> [INFORMATION SUPPLIED]
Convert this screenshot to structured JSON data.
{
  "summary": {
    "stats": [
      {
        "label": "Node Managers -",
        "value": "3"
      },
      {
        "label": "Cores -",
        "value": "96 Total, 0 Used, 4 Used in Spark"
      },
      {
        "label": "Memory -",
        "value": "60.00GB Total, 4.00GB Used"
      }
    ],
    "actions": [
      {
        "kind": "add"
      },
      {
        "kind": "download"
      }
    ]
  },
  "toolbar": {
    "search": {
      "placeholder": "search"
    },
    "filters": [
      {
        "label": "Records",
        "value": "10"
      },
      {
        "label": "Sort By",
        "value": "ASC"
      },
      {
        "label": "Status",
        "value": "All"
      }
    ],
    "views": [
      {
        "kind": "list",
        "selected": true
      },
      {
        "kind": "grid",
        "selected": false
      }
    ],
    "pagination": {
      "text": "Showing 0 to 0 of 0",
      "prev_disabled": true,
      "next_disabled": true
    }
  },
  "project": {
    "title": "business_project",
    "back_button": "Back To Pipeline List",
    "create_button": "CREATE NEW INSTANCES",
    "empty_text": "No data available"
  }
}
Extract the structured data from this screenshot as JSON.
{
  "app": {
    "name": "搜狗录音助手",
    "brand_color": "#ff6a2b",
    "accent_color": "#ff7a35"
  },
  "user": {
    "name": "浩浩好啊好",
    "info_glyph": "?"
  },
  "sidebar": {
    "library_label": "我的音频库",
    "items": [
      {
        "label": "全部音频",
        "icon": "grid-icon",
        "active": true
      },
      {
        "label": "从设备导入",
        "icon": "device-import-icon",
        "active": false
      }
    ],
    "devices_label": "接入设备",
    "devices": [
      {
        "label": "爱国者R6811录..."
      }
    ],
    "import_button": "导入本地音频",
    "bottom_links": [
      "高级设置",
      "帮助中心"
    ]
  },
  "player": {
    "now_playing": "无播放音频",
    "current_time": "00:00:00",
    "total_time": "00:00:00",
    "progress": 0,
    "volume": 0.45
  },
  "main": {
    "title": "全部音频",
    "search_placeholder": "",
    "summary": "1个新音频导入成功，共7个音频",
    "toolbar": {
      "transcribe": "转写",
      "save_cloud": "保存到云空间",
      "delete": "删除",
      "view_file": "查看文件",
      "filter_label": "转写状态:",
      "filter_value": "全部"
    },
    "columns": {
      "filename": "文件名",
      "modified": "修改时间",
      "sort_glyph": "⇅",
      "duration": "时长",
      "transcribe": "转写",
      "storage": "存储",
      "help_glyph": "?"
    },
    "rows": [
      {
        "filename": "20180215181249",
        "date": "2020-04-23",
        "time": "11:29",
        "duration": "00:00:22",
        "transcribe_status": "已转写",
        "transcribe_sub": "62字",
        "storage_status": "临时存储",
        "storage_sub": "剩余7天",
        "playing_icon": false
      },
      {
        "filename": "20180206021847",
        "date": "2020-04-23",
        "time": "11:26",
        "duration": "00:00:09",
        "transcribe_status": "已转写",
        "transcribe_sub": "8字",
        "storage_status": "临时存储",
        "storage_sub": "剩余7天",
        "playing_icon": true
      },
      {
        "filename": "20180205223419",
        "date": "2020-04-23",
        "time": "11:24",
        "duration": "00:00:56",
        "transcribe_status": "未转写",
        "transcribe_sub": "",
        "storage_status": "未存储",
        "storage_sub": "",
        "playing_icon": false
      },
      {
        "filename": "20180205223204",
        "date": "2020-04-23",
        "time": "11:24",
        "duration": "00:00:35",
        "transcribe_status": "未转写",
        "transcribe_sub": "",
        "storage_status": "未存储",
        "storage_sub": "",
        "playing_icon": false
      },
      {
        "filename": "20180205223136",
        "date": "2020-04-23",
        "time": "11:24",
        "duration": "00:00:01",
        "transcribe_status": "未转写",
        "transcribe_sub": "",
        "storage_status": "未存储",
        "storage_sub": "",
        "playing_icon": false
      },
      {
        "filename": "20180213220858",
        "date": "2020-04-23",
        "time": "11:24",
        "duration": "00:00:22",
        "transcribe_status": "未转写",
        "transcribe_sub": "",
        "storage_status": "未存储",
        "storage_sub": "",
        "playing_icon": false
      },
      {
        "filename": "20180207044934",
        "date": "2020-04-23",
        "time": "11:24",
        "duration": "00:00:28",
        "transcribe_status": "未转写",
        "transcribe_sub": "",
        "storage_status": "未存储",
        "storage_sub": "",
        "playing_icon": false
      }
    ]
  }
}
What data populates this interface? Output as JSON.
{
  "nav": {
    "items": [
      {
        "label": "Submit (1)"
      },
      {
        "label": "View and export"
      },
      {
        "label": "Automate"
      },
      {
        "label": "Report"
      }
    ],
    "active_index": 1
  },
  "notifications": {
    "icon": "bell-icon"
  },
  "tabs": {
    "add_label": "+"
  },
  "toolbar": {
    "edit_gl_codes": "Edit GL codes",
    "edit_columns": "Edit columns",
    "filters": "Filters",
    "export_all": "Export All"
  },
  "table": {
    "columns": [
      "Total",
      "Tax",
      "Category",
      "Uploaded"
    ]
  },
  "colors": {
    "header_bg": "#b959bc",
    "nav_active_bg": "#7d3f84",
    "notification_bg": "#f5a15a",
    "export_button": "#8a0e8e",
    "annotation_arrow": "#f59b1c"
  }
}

> [GIVEN EXERCISE] Retype all the material above precisely, with no line left out.

> [OUTPUT OF THE TASK]
Convert this screenshot to structured JSON data.
{
  "summary": {
    "stats": [
      {
        "label": "Node Managers -",
        "value": "3"
      },
      {
        "label": "Cores -",
        "value": "96 Total, 0 Used, 4 Used in Spark"
      },
      {
        "label": "Memory -",
        "value": "60.00GB Total, 4.00GB Used"
      }
    ],
    "actions": [
      {
        "kind": "add"
      },
      {
        "kind": "download"
      }
    ]
  },
  "toolbar": {
    "search": {
      "placeholder": "search"
    },
    "filters": [
      {
        "label": "Records",
        "value": "10"
      },
      {
        "label": "Sort By",
        "value": "ASC"
      },
      {
        "label": "Status",
        "value": "All"
      }
    ],
    "views": [
      {
        "kind": "list",
        "selected": true
      },
      {
        "kind": "grid",
        "selected": false
      }
    ],
    "pagination": {
      "text": "Showing 0 to 0 of 0",
      "prev_disabled": true,
      "next_disabled": true
    }
  },
  "project": {
    "title": "business_project",
    "back_button": "Back To Pipeline List",
    "create_button": "CREATE NEW INSTANCES",
    "empty_text": "No data available"
  }
}
Extract the structured data from this screenshot as JSON.
{
  "app": {
    "name": "搜狗录音助手",
    "brand_color": "#ff6a2b",
    "accent_color": "#ff7a35"
  },
  "user": {
    "name": "浩浩好啊好",
    "info_glyph": "?"
  },
  "sidebar": {
    "library_label": "我的音频库",
    "items": [
      {
        "label": "全部音频",
        "icon": "grid-icon",
        "active": true
      },
      {
        "label": "从设备导入",
        "icon": "device-import-icon",
        "active": false
      }
    ],
    "devices_label": "接入设备",
    "devices": [
      {
        "label": "爱国者R6811录..."
      }
    ],
    "import_button": "导入本地音频",
    "bottom_links": [
      "高级设置",
      "帮助中心"
    ]
  },
  "player": {
    "now_playing": "无播放音频",
    "current_time": "00:00:00",
    "total_time": "00:00:00",
    "progress": 0,
    "volume": 0.45
  },
  "main": {
    "title": "全部音频",
    "search_placeholder": "",
    "summary": "1个新音频导入成功，共7个音频",
    "toolbar": {
      "transcribe": "转写",
      "save_cloud": "保存到云空间",
      "delete": "删除",
      "view_file": "查看文件",
      "filter_label": "转写状态:",
      "filter_value": "全部"
    },
    "columns": {
      "filename": "文件名",
      "modified": "修改时间",
      "sort_glyph": "⇅",
      "duration": "时长",
      "transcribe": "转写",
      "storage": "存储",
      "help_glyph": "?"
    },
    "rows": [
      {
        "filename": "20180215181249",
        "date": "2020-04-23",
        "time": "11:29",
        "duration": "00:00:22",
        "transcribe_status": "已转写",
        "transcribe_sub": "62字",
        "storage_status": "临时存储",
        "storage_sub": "剩余7天",
        "playing_icon": false
      },
      {
        "filename": "20180206021847",
        "date": "2020-04-23",
        "time": "11:26",
        "duration": "00:00:09",
        "transcribe_status": "已转写",
        "transcribe_sub": "8字",
        "storage_status": "临时存储",
        "storage_sub": "剩余7天",
        "playing_icon": true
      },
      {
        "filename": "20180205223419",
        "date": "2020-04-23",
        "time": "11:24",
        "duration": "00:00:56",
        "transcribe_status": "未转写",
        "transcribe_sub": "",
        "storage_status": "未存储",
        "storage_sub": "",
        "playing_icon": false
      },
      {
        "filename": "20180205223204",
        "date": "2020-04-23",
        "time": "11:24",
        "duration": "00:00:35",
        "transcribe_status": "未转写",
        "transcribe_sub": "",
        "storage_status": "未存储",
        "storage_sub": "",
        "playing_icon": false
      },
      {
        "filename": "20180205223136",
        "date": "2020-04-23",
        "time": "11:24",
        "duration": "00:00:01",
        "transcribe_status": "未转写",
        "transcribe_sub": "",
        "storage_status": "未存储",
        "storage_sub": "",
        "playing_icon": false
      },
      {
        "filename": "20180213220858",
        "date": "2020-04-23",
        "time": "11:24",
        "duration": "00:00:22",
        "transcribe_status": "未转写",
        "transcribe_sub": "",
        "storage_status": "未存储",
        "storage_sub": "",
        "playing_icon": false
      },
      {
        "filename": "20180207044934",
        "date": "2020-04-23",
        "time": "11:24",
        "duration": "00:00:28",
        "transcribe_status": "未转写",
        "transcribe_sub": "",
        "storage_status": "未存储",
        "storage_sub": "",
        "playing_icon": false
      }
    ]
  }
}
What data populates this interface? Output as JSON.
{
  "nav": {
    "items": [
      {
        "label": "Submit (1)"
      },
      {
        "label": "View and export"
      },
      {
        "label": "Automate"
      },
      {
        "label": "Report"
      }
    ],
    "active_index": 1
  },
  "notifications": {
    "icon": "bell-icon"
  },
  "tabs": {
    "add_label": "+"
  },
  "toolbar": {
    "edit_gl_codes": "Edit GL codes",
    "edit_columns": "Edit columns",
    "filters": "Filters",
    "export_all": "Export All"
  },
  "table": {
    "columns": [
      "Total",
      "Tax",
      "Category",
      "Uploaded"
    ]
  },
  "colors": {
    "header_bg": "#b959bc",
    "nav_active_bg": "#7d3f84",
    "notification_bg": "#f5a15a",
    "export_button": "#8a0e8e",
    "annotation_arrow": "#f59b1c"
  }
}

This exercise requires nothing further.